───── EXERCISE DATA ─────

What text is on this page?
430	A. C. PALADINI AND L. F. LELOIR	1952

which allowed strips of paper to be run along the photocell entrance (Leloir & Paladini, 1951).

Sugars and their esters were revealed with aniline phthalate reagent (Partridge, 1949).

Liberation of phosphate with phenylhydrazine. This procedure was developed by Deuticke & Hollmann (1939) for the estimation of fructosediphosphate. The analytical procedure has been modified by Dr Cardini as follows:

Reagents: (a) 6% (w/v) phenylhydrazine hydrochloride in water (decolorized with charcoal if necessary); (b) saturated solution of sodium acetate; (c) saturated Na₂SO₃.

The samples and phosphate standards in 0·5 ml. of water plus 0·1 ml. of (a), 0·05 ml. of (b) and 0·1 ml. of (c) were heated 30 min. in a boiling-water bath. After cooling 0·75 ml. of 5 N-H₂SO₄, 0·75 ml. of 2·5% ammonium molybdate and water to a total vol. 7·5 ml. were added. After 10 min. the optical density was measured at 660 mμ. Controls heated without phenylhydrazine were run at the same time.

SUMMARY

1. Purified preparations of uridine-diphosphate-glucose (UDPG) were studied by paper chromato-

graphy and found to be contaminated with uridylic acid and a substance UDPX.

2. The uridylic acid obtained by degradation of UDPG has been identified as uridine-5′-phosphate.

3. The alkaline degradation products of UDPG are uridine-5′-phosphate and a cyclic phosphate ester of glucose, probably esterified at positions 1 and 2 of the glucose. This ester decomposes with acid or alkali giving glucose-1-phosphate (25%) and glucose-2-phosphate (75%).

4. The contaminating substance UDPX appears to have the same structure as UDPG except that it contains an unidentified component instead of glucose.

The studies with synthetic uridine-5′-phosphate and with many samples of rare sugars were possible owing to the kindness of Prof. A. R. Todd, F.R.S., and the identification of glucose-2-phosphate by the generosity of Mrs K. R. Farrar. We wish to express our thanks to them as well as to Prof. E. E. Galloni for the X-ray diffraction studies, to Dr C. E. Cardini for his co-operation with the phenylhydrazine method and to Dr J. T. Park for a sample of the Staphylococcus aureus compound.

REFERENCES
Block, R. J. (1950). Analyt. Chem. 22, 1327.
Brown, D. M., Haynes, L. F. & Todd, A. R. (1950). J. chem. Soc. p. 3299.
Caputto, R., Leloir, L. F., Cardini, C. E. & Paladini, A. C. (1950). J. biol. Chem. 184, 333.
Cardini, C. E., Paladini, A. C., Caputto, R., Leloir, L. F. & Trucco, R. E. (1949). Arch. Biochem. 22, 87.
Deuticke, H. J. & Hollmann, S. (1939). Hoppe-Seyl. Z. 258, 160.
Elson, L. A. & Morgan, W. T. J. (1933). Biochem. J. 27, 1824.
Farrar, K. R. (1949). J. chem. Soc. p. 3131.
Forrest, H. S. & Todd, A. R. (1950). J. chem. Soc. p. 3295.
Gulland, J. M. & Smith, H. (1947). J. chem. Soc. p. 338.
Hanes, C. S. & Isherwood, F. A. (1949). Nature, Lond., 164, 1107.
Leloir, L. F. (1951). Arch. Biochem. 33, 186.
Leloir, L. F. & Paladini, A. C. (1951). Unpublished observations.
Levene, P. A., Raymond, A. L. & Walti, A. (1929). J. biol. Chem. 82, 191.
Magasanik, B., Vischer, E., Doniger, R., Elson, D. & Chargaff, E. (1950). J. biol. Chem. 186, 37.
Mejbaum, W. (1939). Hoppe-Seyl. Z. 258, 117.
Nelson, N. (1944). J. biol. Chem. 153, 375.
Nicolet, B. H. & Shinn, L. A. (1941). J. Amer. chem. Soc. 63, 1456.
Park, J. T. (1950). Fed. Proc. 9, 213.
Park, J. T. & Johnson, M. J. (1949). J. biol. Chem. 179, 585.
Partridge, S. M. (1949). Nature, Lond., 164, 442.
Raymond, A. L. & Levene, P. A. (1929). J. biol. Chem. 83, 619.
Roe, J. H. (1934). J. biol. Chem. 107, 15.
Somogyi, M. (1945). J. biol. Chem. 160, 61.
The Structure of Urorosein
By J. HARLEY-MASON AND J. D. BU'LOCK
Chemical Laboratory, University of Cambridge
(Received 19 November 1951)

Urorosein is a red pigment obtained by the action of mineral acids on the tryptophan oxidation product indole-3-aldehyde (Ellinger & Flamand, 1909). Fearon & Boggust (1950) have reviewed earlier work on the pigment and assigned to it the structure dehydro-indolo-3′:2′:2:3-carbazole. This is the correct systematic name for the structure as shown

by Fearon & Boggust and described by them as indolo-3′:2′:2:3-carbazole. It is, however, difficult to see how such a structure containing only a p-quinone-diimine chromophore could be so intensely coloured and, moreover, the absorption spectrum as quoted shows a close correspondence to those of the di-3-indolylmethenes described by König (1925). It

─────

**GOAL OF THE EXERCISE**.
Would you restate each of the entries word for word?

**ANSWER BELOW**.
What text is on this page?
430	A. C. PALADINI AND L. F. LELOIR	1952

which allowed strips of paper to be run along the photocell entrance (Leloir & Paladini, 1951).

Sugars and their esters were revealed with aniline phthalate reagent (Partridge, 1949).

Liberation of phosphate with phenylhydrazine. This procedure was developed by Deuticke & Hollmann (1939) for the estimation of fructosediphosphate. The analytical procedure has been modified by Dr Cardini as follows:

Reagents: (a) 6% (w/v) phenylhydrazine hydrochloride in water (decolorized with charcoal if necessary); (b) saturated solution of sodium acetate; (c) saturated Na₂SO₃.

The samples and phosphate standards in 0·5 ml. of water plus 0·1 ml. of (a), 0·05 ml. of (b) and 0·1 ml. of (c) were heated 30 min. in a boiling-water bath. After cooling 0·75 ml. of 5 N-H₂SO₄, 0·75 ml. of 2·5% ammonium molybdate and water to a total vol. 7·5 ml. were added. After 10 min. the optical density was measured at 660 mμ. Controls heated without phenylhydrazine were run at the same time.

SUMMARY

1. Purified preparations of uridine-diphosphate-glucose (UDPG) were studied by paper chromato-

graphy and found to be contaminated with uridylic acid and a substance UDPX.

2. The uridylic acid obtained by degradation of UDPG has been identified as uridine-5′-phosphate.

3. The alkaline degradation products of UDPG are uridine-5′-phosphate and a cyclic phosphate ester of glucose, probably esterified at positions 1 and 2 of the glucose. This ester decomposes with acid or alkali giving glucose-1-phosphate (25%) and glucose-2-phosphate (75%).

4. The contaminating substance UDPX appears to have the same structure as UDPG except that it contains an unidentified component instead of glucose.

The studies with synthetic uridine-5′-phosphate and with many samples of rare sugars were possible owing to the kindness of Prof. A. R. Todd, F.R.S., and the identification of glucose-2-phosphate by the generosity of Mrs K. R. Farrar. We wish to express our thanks to them as well as to Prof. E. E. Galloni for the X-ray diffraction studies, to Dr C. E. Cardini for his co-operation with the phenylhydrazine method and to Dr J. T. Park for a sample of the Staphylococcus aureus compound.

REFERENCES
Block, R. J. (1950). Analyt. Chem. 22, 1327.
Brown, D. M., Haynes, L. F. & Todd, A. R. (1950). J. chem. Soc. p. 3299.
Caputto, R., Leloir, L. F., Cardini, C. E. & Paladini, A. C. (1950). J. biol. Chem. 184, 333.
Cardini, C. E., Paladini, A. C., Caputto, R., Leloir, L. F. & Trucco, R. E. (1949). Arch. Biochem. 22, 87.
Deuticke, H. J. & Hollmann, S. (1939). Hoppe-Seyl. Z. 258, 160.
Elson, L. A. & Morgan, W. T. J. (1933). Biochem. J. 27, 1824.
Farrar, K. R. (1949). J. chem. Soc. p. 3131.
Forrest, H. S. & Todd, A. R. (1950). J. chem. Soc. p. 3295.
Gulland, J. M. & Smith, H. (1947). J. chem. Soc. p. 338.
Hanes, C. S. & Isherwood, F. A. (1949). Nature, Lond., 164, 1107.
Leloir, L. F. (1951). Arch. Biochem. 33, 186.
Leloir, L. F. & Paladini, A. C. (1951). Unpublished observations.
Levene, P. A., Raymond, A. L. & Walti, A. (1929). J. biol. Chem. 82, 191.
Magasanik, B., Vischer, E., Doniger, R., Elson, D. & Chargaff, E. (1950). J. biol. Chem. 186, 37.
Mejbaum, W. (1939). Hoppe-Seyl. Z. 258, 117.
Nelson, N. (1944). J. biol. Chem. 153, 375.
Nicolet, B. H. & Shinn, L. A. (1941). J. Amer. chem. Soc. 63, 1456.
Park, J. T. (1950). Fed. Proc. 9, 213.
Park, J. T. & Johnson, M. J. (1949). J. biol. Chem. 179, 585.
Partridge, S. M. (1949). Nature, Lond., 164, 442.
Raymond, A. L. & Levene, P. A. (1929). J. biol. Chem. 83, 619.
Roe, J. H. (1934). J. biol. Chem. 107, 15.
Somogyi, M. (1945). J. biol. Chem. 160, 61.
The Structure of Urorosein
By J. HARLEY-MASON AND J. D. BU'LOCK
Chemical Laboratory, University of Cambridge
(Received 19 November 1951)

Urorosein is a red pigment obtained by the action of mineral acids on the tryptophan oxidation product indole-3-aldehyde (Ellinger & Flamand, 1909). Fearon & Boggust (1950) have reviewed earlier work on the pigment and assigned to it the structure dehydro-indolo-3′:2′:2:3-carbazole. This is the correct systematic name for the structure as shown

by Fearon & Boggust and described by them as indolo-3′:2′:2:3-carbazole. It is, however, difficult to see how such a structure containing only a p-quinone-diimine chromophore could be so intensely coloured and, moreover, the absorption spectrum as quoted shows a close correspondence to those of the di-3-indolylmethenes described by König (1925). It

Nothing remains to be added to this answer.